(What this task involves) Transcribe each line exactly.

#### Provided material

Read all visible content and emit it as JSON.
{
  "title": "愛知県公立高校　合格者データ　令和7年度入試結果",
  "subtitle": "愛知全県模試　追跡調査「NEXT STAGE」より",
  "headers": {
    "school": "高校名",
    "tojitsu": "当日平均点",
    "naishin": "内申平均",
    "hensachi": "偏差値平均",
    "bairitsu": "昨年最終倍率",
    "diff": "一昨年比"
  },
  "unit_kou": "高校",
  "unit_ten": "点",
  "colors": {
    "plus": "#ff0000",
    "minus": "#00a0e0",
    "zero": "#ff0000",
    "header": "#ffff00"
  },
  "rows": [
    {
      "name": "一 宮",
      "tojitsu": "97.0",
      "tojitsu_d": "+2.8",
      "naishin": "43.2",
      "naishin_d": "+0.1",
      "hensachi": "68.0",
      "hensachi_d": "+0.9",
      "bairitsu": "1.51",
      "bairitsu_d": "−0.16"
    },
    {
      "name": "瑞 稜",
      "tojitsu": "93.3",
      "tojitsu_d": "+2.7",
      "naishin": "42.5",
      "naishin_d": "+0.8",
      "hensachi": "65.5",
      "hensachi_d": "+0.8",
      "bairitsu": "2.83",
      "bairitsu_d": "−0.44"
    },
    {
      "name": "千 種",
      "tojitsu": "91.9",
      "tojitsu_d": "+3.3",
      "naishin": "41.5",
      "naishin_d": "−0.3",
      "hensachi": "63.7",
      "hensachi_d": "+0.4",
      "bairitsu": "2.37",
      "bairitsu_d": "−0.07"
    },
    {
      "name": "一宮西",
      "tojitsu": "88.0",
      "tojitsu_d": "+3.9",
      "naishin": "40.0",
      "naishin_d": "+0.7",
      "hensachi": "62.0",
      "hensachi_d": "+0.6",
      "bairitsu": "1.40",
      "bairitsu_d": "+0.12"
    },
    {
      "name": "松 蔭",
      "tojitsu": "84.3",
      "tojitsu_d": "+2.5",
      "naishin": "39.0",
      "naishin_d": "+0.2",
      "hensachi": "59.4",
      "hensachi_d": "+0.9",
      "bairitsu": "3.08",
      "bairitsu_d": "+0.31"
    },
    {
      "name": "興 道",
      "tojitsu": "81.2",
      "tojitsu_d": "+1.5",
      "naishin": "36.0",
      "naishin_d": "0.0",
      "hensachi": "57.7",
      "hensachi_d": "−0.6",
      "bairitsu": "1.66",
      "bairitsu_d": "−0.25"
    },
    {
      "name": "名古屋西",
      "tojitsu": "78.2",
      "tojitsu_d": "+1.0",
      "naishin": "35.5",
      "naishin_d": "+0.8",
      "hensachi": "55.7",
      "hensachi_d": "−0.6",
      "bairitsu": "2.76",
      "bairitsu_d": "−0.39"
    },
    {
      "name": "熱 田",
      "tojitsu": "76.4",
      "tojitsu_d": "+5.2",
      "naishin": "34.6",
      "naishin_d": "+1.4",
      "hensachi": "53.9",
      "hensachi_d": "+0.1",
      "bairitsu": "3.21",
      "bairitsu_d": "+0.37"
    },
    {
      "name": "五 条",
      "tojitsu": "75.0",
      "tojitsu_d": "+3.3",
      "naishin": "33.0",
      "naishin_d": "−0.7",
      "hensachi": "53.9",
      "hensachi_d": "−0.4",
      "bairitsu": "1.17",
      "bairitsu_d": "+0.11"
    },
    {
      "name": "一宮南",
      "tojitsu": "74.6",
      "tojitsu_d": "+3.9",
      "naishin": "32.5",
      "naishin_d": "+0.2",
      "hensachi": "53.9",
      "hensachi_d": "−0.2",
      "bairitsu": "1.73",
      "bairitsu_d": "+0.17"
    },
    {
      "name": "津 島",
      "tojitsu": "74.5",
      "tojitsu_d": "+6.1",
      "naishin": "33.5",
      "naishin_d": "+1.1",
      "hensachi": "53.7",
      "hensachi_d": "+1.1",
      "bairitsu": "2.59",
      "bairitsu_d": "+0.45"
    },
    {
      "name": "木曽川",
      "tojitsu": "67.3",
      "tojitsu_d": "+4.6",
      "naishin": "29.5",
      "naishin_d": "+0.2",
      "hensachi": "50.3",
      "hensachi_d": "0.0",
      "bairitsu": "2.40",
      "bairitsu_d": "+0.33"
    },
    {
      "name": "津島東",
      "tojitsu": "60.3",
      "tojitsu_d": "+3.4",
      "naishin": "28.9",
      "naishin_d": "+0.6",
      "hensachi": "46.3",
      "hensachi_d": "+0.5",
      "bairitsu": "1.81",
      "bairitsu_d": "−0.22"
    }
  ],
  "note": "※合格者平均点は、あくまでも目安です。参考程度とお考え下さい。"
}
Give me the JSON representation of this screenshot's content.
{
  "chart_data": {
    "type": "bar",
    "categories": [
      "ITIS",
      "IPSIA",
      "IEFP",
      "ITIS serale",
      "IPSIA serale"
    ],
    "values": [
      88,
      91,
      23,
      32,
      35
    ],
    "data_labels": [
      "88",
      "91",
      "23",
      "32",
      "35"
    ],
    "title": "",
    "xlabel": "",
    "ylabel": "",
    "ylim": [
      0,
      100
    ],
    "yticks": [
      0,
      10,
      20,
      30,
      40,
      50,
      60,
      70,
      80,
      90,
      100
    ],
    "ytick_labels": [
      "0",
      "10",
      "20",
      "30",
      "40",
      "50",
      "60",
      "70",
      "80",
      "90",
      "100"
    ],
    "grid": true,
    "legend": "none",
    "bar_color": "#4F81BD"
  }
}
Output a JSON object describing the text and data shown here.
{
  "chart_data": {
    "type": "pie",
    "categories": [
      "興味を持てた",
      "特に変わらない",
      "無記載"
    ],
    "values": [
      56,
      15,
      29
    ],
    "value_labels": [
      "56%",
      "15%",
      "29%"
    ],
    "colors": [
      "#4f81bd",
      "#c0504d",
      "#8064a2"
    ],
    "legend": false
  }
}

########

(Answer to this task)
Read all visible content and emit it as JSON.
{
  "title": "愛知県公立高校　合格者データ　令和7年度入試結果",
  "subtitle": "愛知全県模試　追跡調査「NEXT STAGE」より",
  "headers": {
    "school": "高校名",
    "tojitsu": "当日平均点",
    "naishin": "内申平均",
    "hensachi": "偏差値平均",
    "bairitsu": "昨年最終倍率",
    "diff": "一昨年比"
  },
  "unit_kou": "高校",
  "unit_ten": "点",
  "colors": {
    "plus": "#ff0000",
    "minus": "#00a0e0",
    "zero": "#ff0000",
    "header": "#ffff00"
  },
  "rows": [
    {
      "name": "一 宮",
      "tojitsu": "97.0",
      "tojitsu_d": "+2.8",
      "naishin": "43.2",
      "naishin_d": "+0.1",
      "hensachi": "68.0",
      "hensachi_d": "+0.9",
      "bairitsu": "1.51",
      "bairitsu_d": "−0.16"
    },
    {
      "name": "瑞 稜",
      "tojitsu": "93.3",
      "tojitsu_d": "+2.7",
      "naishin": "42.5",
      "naishin_d": "+0.8",
      "hensachi": "65.5",
      "hensachi_d": "+0.8",
      "bairitsu": "2.83",
      "bairitsu_d": "−0.44"
    },
    {
      "name": "千 種",
      "tojitsu": "91.9",
      "tojitsu_d": "+3.3",
      "naishin": "41.5",
      "naishin_d": "−0.3",
      "hensachi": "63.7",
      "hensachi_d": "+0.4",
      "bairitsu": "2.37",
      "bairitsu_d": "−0.07"
    },
    {
      "name": "一宮西",
      "tojitsu": "88.0",
      "tojitsu_d": "+3.9",
      "naishin": "40.0",
      "naishin_d": "+0.7",
      "hensachi": "62.0",
      "hensachi_d": "+0.6",
      "bairitsu": "1.40",
      "bairitsu_d": "+0.12"
    },
    {
      "name": "松 蔭",
      "tojitsu": "84.3",
      "tojitsu_d": "+2.5",
      "naishin": "39.0",
      "naishin_d": "+0.2",
      "hensachi": "59.4",
      "hensachi_d": "+0.9",
      "bairitsu": "3.08",
      "bairitsu_d": "+0.31"
    },
    {
      "name": "興 道",
      "tojitsu": "81.2",
      "tojitsu_d": "+1.5",
      "naishin": "36.0",
      "naishin_d": "0.0",
      "hensachi": "57.7",
      "hensachi_d": "−0.6",
      "bairitsu": "1.66",
      "bairitsu_d": "−0.25"
    },
    {
      "name": "名古屋西",
      "tojitsu": "78.2",
      "tojitsu_d": "+1.0",
      "naishin": "35.5",
      "naishin_d": "+0.8",
      "hensachi": "55.7",
      "hensachi_d": "−0.6",
      "bairitsu": "2.76",
      "bairitsu_d": "−0.39"
    },
    {
      "name": "熱 田",
      "tojitsu": "76.4",
      "tojitsu_d": "+5.2",
      "naishin": "34.6",
      "naishin_d": "+1.4",
      "hensachi": "53.9",
      "hensachi_d": "+0.1",
      "bairitsu": "3.21",
      "bairitsu_d": "+0.37"
    },
    {
      "name": "五 条",
      "tojitsu": "75.0",
      "tojitsu_d": "+3.3",
      "naishin": "33.0",
      "naishin_d": "−0.7",
      "hensachi": "53.9",
      "hensachi_d": "−0.4",
      "bairitsu": "1.17",
      "bairitsu_d": "+0.11"
    },
    {
      "name": "一宮南",
      "tojitsu": "74.6",
      "tojitsu_d": "+3.9",
      "naishin": "32.5",
      "naishin_d": "+0.2",
      "hensachi": "53.9",
      "hensachi_d": "−0.2",
      "bairitsu": "1.73",
      "bairitsu_d": "+0.17"
    },
    {
      "name": "津 島",
      "tojitsu": "74.5",
      "tojitsu_d": "+6.1",
      "naishin": "33.5",
      "naishin_d": "+1.1",
      "hensachi": "53.7",
      "hensachi_d": "+1.1",
      "bairitsu": "2.59",
      "bairitsu_d": "+0.45"
    },
    {
      "name": "木曽川",
      "tojitsu": "67.3",
      "tojitsu_d": "+4.6",
      "naishin": "29.5",
      "naishin_d": "+0.2",
      "hensachi": "50.3",
      "hensachi_d": "0.0",
      "bairitsu": "2.40",
      "bairitsu_d": "+0.33"
    },
    {
      "name": "津島東",
      "tojitsu": "60.3",
      "tojitsu_d": "+3.4",
      "naishin": "28.9",
      "naishin_d": "+0.6",
      "hensachi": "46.3",
      "hensachi_d": "+0.5",
      "bairitsu": "1.81",
      "bairitsu_d": "−0.22"
    }
  ],
  "note": "※合格者平均点は、あくまでも目安です。参考程度とお考え下さい。"
}
Give me the JSON representation of this screenshot's content.
{
  "chart_data": {
    "type": "bar",
    "categories": [
      "ITIS",
      "IPSIA",
      "IEFP",
      "ITIS serale",
      "IPSIA serale"
    ],
    "values": [
      88,
      91,
      23,
      32,
      35
    ],
    "data_labels": [
      "88",
      "91",
      "23",
      "32",
      "35"
    ],
    "title": "",
    "xlabel": "",
    "ylabel": "",
    "ylim": [
      0,
      100
    ],
    "yticks": [
      0,
      10,
      20,
      30,
      40,
      50,
      60,
      70,
      80,
      90,
      100
    ],
    "ytick_labels": [
      "0",
      "10",
      "20",
      "30",
      "40",
      "50",
      "60",
      "70",
      "80",
      "90",
      "100"
    ],
    "grid": true,
    "legend": "none",
    "bar_color": "#4F81BD"
  }
}
Output a JSON object describing the text and data shown here.
{
  "chart_data": {
    "type": "pie",
    "categories": [
      "興味を持てた",
      "特に変わらない",
      "無記載"
    ],
    "values": [
      56,
      15,
      29
    ],
    "value_labels": [
      "56%",
      "15%",
      "29%"
    ],
    "colors": [
      "#4f81bd",
      "#c0504d",
      "#8064a2"
    ],
    "legend": false
  }
}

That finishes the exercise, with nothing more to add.